**Task to complete:**
Can all of these lines be returned exactly?

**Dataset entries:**

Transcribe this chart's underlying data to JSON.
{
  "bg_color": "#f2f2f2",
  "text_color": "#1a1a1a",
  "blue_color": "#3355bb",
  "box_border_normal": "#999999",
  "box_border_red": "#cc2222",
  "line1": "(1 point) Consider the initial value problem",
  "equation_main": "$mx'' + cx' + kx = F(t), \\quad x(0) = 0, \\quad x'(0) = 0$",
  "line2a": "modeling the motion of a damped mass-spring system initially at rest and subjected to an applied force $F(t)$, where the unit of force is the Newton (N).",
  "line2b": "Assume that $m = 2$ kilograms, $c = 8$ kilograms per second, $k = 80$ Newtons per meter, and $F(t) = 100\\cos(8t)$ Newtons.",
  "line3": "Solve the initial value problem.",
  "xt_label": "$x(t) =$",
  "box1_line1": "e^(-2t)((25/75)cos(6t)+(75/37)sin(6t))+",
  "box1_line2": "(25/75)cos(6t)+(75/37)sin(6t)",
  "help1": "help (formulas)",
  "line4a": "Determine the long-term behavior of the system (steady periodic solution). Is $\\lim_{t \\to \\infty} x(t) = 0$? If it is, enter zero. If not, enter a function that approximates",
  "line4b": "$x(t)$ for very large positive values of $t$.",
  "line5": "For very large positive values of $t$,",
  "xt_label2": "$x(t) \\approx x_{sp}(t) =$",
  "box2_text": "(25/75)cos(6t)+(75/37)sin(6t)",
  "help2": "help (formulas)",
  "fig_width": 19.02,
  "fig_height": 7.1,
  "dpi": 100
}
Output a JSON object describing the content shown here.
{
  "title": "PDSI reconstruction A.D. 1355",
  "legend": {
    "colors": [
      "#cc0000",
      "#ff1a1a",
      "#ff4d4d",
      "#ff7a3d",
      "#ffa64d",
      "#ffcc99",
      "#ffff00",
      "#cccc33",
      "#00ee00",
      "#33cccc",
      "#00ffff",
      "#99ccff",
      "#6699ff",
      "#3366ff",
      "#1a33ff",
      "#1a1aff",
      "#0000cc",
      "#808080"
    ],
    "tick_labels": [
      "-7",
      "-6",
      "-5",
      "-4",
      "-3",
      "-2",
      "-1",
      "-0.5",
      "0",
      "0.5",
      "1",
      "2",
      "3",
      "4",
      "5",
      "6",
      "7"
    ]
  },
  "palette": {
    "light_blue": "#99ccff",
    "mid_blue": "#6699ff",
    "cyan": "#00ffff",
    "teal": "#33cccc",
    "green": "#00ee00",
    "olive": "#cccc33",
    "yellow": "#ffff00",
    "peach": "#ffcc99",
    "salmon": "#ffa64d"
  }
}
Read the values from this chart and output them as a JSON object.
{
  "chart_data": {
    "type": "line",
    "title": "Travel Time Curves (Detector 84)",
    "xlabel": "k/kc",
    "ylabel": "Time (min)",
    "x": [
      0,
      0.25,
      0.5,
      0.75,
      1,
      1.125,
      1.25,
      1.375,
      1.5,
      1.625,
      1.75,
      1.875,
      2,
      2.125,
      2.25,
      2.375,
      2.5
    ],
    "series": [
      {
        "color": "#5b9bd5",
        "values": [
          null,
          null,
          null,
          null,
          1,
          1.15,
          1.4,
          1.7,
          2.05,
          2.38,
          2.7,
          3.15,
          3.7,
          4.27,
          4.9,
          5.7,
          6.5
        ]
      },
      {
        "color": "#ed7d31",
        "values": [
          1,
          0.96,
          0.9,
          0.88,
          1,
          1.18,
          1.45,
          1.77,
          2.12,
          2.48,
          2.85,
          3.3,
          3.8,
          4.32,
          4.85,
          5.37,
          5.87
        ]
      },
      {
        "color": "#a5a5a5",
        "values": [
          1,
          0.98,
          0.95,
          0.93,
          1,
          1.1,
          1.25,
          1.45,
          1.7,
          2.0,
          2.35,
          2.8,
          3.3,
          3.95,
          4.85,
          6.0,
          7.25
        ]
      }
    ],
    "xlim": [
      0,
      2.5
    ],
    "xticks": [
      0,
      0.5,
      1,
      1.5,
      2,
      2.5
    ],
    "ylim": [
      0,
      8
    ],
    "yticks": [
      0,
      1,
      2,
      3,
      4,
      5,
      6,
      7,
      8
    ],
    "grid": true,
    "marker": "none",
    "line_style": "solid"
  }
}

**Exercise solution:**
Transcribe this chart's underlying data to JSON.
{
  "bg_color": "#f2f2f2",
  "text_color": "#1a1a1a",
  "blue_color": "#3355bb",
  "box_border_normal": "#999999",
  "box_border_red": "#cc2222",
  "line1": "(1 point) Consider the initial value problem",
  "equation_main": "$mx'' + cx' + kx = F(t), \\quad x(0) = 0, \\quad x'(0) = 0$",
  "line2a": "modeling the motion of a damped mass-spring system initially at rest and subjected to an applied force $F(t)$, where the unit of force is the Newton (N).",
  "line2b": "Assume that $m = 2$ kilograms, $c = 8$ kilograms per second, $k = 80$ Newtons per meter, and $F(t) = 100\\cos(8t)$ Newtons.",
  "line3": "Solve the initial value problem.",
  "xt_label": "$x(t) =$",
  "box1_line1": "e^(-2t)((25/75)cos(6t)+(75/37)sin(6t))+",
  "box1_line2": "(25/75)cos(6t)+(75/37)sin(6t)",
  "help1": "help (formulas)",
  "line4a": "Determine the long-term behavior of the system (steady periodic solution). Is $\\lim_{t \\to \\infty} x(t) = 0$? If it is, enter zero. If not, enter a function that approximates",
  "line4b": "$x(t)$ for very large positive values of $t$.",
  "line5": "For very large positive values of $t$,",
  "xt_label2": "$x(t) \\approx x_{sp}(t) =$",
  "box2_text": "(25/75)cos(6t)+(75/37)sin(6t)",
  "help2": "help (formulas)",
  "fig_width": 19.02,
  "fig_height": 7.1,
  "dpi": 100
}
Output a JSON object describing the content shown here.
{
  "title": "PDSI reconstruction A.D. 1355",
  "legend": {
    "colors": [
      "#cc0000",
      "#ff1a1a",
      "#ff4d4d",
      "#ff7a3d",
      "#ffa64d",
      "#ffcc99",
      "#ffff00",
      "#cccc33",
      "#00ee00",
      "#33cccc",
      "#00ffff",
      "#99ccff",
      "#6699ff",
      "#3366ff",
      "#1a33ff",
      "#1a1aff",
      "#0000cc",
      "#808080"
    ],
    "tick_labels": [
      "-7",
      "-6",
      "-5",
      "-4",
      "-3",
      "-2",
      "-1",
      "-0.5",
      "0",
      "0.5",
      "1",
      "2",
      "3",
      "4",
      "5",
      "6",
      "7"
    ]
  },
  "palette": {
    "light_blue": "#99ccff",
    "mid_blue": "#6699ff",
    "cyan": "#00ffff",
    "teal": "#33cccc",
    "green": "#00ee00",
    "olive": "#cccc33",
    "yellow": "#ffff00",
    "peach": "#ffcc99",
    "salmon": "#ffa64d"
  }
}
Read the values from this chart and output them as a JSON object.
{
  "chart_data": {
    "type": "line",
    "title": "Travel Time Curves (Detector 84)",
    "xlabel": "k/kc",
    "ylabel": "Time (min)",
    "x": [
      0,
      0.25,
      0.5,
      0.75,
      1,
      1.125,
      1.25,
      1.375,
      1.5,
      1.625,
      1.75,
      1.875,
      2,
      2.125,
      2.25,
      2.375,
      2.5
    ],
    "series": [
      {
        "color": "#5b9bd5",
        "values": [
          null,
          null,
          null,
          null,
          1,
          1.15,
          1.4,
          1.7,
          2.05,
          2.38,
          2.7,
          3.15,
          3.7,
          4.27,
          4.9,
          5.7,
          6.5
        ]
      },
      {
        "color": "#ed7d31",
        "values": [
          1,
          0.96,
          0.9,
          0.88,
          1,
          1.18,
          1.45,
          1.77,
          2.12,
          2.48,
          2.85,
          3.3,
          3.8,
          4.32,
          4.85,
          5.37,
          5.87
        ]
      },
      {
        "color": "#a5a5a5",
        "values": [
          1,
          0.98,
          0.95,
          0.93,
          1,
          1.1,
          1.25,
          1.45,
          1.7,
          2.0,
          2.35,
          2.8,
          3.3,
          3.95,
          4.85,
          6.0,
          7.25
        ]
      }
    ],
    "xlim": [
      0,
      2.5
    ],
    "xticks": [
      0,
      0.5,
      1,
      1.5,
      2,
      2.5
    ],
    "ylim": [
      0,
      8
    ],
    "yticks": [
      0,
      1,
      2,
      3,
      4,
      5,
      6,
      7,
      8
    ],
    "grid": true,
    "marker": "none",
    "line_style": "solid"
  }
}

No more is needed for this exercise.